Provided passage:
Fraud in the Conveyance of the Property
As just indicated, the United States' status as "creditor" of a taxpayer before that taxpayer's execution and delivery of a challenged conveyance is one step along the road to subjecting the conveyed property to a later-established tax lien. For the United States to establish and enforce that lien for John's taxes against the Property an asset with title reposed in someone else it must establish the existence of John's current legal interest in the Property (see 26 U.S.C. § 6321) under state law, which is consistently recognized as the source and definer of such property interests (Aquilino v. United States, 363 U.S. 509, 513-14, 80 S. Ct. 1277, 1280-81, 4 L. Ed. 2d 1365 (1960)).
Codifying the classic fraudulent-intent requirement in the Illinois law of fraudulent conveyances, former Ill.Rev.Stat. ch. 59, ¶ 4 provided:[13]
Every ... conveyance ... or transfer of ... any estate, real or personal ... made with the intent to disturb, delay, hinder or defraud creditors or other persons, ... shall be void as against such creditors, purchasers and other persons.

Rows:
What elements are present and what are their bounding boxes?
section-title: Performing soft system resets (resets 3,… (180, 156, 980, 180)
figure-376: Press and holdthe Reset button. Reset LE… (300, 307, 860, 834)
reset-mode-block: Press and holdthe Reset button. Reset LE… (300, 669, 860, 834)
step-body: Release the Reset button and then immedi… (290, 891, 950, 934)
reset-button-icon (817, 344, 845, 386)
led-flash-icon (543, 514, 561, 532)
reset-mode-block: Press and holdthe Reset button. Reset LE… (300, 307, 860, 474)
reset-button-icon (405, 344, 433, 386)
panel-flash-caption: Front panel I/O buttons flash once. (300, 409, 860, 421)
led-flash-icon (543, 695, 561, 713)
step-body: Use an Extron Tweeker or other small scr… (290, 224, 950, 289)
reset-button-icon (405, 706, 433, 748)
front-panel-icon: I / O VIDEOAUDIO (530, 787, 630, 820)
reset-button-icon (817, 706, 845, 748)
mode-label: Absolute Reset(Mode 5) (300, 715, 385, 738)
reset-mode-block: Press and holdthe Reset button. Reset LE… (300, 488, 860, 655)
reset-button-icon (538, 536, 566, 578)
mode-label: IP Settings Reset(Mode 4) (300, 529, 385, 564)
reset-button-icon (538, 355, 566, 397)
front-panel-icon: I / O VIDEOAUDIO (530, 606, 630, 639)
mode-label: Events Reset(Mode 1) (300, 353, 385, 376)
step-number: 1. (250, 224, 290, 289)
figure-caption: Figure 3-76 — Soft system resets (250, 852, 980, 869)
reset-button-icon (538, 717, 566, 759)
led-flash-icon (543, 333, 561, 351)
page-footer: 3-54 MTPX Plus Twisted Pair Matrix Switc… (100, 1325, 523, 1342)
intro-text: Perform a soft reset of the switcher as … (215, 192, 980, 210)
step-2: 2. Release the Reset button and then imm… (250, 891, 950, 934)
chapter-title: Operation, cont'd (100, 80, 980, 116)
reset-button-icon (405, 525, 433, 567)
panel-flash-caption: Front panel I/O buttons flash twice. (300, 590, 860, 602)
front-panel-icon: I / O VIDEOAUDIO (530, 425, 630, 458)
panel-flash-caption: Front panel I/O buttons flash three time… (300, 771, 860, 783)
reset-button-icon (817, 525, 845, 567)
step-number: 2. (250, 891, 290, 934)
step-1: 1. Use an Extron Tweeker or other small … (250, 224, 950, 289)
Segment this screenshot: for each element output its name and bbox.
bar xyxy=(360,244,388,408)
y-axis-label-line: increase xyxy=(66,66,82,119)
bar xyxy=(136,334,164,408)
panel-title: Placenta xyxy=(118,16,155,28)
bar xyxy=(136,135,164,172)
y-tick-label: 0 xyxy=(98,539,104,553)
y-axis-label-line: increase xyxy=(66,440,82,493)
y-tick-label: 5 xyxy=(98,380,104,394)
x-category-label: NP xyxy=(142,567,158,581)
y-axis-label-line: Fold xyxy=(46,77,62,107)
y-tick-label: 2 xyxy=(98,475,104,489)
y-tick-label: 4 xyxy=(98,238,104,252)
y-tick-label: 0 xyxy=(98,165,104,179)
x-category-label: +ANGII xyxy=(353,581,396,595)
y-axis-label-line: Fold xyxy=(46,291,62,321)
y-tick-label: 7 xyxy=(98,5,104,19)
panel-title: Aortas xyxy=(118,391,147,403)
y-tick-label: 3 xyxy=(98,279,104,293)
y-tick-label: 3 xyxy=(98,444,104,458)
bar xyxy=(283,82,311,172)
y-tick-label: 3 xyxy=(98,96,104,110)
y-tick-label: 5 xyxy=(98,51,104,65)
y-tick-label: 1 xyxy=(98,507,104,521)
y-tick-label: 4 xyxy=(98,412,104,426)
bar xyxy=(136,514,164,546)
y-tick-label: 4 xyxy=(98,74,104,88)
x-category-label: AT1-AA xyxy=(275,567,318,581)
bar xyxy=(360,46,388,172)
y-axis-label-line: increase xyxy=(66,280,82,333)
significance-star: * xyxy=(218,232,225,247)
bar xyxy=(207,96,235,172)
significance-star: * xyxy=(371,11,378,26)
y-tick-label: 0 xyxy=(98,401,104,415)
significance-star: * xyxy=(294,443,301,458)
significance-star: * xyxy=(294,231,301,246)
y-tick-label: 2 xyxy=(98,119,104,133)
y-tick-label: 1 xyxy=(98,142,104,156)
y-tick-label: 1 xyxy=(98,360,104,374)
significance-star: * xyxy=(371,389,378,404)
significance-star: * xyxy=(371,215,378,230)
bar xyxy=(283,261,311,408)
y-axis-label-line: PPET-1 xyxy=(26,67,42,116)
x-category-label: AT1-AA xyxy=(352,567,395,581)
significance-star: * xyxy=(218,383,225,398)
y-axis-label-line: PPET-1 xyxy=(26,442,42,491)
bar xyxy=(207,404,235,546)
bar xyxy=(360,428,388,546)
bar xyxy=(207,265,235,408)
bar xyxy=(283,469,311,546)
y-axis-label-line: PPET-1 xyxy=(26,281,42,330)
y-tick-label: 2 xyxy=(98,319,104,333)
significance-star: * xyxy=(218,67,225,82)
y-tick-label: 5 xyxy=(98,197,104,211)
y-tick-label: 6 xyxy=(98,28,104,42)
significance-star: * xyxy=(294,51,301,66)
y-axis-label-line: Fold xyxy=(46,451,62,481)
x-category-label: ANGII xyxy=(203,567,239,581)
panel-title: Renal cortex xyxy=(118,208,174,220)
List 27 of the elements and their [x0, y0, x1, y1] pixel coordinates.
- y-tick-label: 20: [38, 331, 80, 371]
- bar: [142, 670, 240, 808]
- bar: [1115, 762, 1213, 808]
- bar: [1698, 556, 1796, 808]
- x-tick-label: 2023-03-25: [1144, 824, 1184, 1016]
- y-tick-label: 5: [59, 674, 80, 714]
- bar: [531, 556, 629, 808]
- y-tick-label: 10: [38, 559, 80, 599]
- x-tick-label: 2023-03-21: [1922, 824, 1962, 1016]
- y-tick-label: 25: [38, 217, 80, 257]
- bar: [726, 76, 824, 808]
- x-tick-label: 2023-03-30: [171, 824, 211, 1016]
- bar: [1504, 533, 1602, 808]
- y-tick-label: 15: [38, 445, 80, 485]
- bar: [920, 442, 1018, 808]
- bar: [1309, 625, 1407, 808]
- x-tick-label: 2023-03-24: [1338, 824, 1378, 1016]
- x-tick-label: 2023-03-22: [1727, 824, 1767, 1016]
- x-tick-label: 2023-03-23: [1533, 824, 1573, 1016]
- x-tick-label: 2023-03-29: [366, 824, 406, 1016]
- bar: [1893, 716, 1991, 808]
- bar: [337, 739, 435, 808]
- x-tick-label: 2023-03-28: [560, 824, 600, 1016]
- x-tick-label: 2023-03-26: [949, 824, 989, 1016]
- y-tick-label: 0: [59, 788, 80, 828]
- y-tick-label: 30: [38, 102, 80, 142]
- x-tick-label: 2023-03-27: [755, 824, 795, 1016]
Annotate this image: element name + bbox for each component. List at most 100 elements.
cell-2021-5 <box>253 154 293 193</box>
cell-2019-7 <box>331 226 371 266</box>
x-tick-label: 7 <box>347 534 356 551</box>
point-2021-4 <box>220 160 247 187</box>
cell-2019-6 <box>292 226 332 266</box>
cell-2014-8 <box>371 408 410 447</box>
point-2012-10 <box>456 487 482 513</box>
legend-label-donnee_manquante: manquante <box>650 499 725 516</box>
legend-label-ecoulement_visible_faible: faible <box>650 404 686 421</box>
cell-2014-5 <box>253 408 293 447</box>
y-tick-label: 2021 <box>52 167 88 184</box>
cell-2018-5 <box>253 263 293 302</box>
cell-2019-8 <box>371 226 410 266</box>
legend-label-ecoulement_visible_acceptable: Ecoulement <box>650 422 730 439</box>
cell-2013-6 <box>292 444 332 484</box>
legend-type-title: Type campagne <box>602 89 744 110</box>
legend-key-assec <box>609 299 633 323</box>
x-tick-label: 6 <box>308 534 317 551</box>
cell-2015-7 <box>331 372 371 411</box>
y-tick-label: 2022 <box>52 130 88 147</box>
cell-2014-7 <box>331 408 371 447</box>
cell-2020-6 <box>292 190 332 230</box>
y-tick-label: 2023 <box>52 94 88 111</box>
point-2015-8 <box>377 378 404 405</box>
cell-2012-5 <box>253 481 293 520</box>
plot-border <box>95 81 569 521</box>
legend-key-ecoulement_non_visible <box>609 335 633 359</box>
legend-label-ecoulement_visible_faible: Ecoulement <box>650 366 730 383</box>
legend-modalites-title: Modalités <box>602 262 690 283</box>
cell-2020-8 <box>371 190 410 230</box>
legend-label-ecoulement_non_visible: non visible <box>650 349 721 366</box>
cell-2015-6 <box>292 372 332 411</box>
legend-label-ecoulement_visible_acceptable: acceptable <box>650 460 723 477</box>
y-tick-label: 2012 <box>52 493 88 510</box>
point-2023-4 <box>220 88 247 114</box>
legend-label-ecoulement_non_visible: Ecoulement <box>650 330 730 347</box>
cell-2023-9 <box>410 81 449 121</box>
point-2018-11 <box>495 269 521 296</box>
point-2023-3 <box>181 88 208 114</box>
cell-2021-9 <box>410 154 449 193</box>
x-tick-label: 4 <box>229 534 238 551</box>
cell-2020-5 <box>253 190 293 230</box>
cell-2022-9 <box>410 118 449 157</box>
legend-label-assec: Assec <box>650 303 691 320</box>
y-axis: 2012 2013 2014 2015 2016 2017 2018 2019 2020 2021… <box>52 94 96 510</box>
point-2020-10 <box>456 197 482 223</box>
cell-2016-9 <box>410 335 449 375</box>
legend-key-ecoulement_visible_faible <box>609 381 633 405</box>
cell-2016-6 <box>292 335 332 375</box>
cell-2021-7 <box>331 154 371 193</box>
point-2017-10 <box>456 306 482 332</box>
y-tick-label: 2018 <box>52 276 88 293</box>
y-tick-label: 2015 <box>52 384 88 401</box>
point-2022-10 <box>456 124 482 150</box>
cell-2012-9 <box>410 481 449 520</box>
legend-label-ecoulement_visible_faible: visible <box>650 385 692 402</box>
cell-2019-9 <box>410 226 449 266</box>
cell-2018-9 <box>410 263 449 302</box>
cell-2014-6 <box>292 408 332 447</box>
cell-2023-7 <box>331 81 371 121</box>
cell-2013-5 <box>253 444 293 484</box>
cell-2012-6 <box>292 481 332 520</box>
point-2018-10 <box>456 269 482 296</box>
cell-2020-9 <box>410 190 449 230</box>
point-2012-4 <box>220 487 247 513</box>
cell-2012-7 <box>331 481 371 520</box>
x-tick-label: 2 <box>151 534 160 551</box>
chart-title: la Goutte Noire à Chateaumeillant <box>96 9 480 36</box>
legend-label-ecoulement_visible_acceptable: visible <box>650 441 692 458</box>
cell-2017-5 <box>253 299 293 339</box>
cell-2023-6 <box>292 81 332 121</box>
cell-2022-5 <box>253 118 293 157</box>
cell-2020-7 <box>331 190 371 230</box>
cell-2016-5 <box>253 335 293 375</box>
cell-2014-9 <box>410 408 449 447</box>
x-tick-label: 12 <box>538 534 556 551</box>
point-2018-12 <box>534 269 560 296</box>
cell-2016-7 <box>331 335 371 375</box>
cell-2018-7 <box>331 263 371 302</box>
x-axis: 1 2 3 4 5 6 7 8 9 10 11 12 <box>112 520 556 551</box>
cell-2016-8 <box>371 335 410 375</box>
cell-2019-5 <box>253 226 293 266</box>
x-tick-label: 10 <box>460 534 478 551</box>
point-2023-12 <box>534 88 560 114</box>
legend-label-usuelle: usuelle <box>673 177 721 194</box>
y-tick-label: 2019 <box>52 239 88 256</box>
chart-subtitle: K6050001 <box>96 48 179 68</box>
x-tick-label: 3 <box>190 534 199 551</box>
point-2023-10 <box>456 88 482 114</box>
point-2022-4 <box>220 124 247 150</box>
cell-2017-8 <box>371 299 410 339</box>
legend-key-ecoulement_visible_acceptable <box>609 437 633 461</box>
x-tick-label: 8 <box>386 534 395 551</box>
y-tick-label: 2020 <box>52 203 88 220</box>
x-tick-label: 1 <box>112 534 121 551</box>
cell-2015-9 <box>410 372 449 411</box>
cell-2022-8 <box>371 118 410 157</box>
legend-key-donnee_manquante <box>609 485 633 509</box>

Exercises:
#1 Answer these about the passage on fraud in the conveyance of the property:
(a) Which case is cited for state law being the source and definer of property interests?
(b) Which former Illinois provision codified the fraudulent-intent requirement?
(c) Against whom shall such a conveyance be void?
#2 Update the entries starting at the first one and ending at the line containing "figure-376: Press and", changing "bounding boxes" to "box coordinates" and keeping everything else the same.

Answers to each task:
#1
(a) Aquilino v. United States, 363 U.S. 509, 513-14, 80 S. Ct. 1277, 1280-81, 4 L. Ed. 2d 1365 (1960).
(b) Former Ill.Rev.Stat. ch. 59, ¶ 4.
(c) Against such creditors, purchasers and other persons.

#2
What elements are present and what are their box coordinates?
section-title: Performing soft system resets (resets 3,… (180, 156, 980, 180)
figure-376: Press and holdthe Reset button. Reset LE… (300, 307, 860, 834)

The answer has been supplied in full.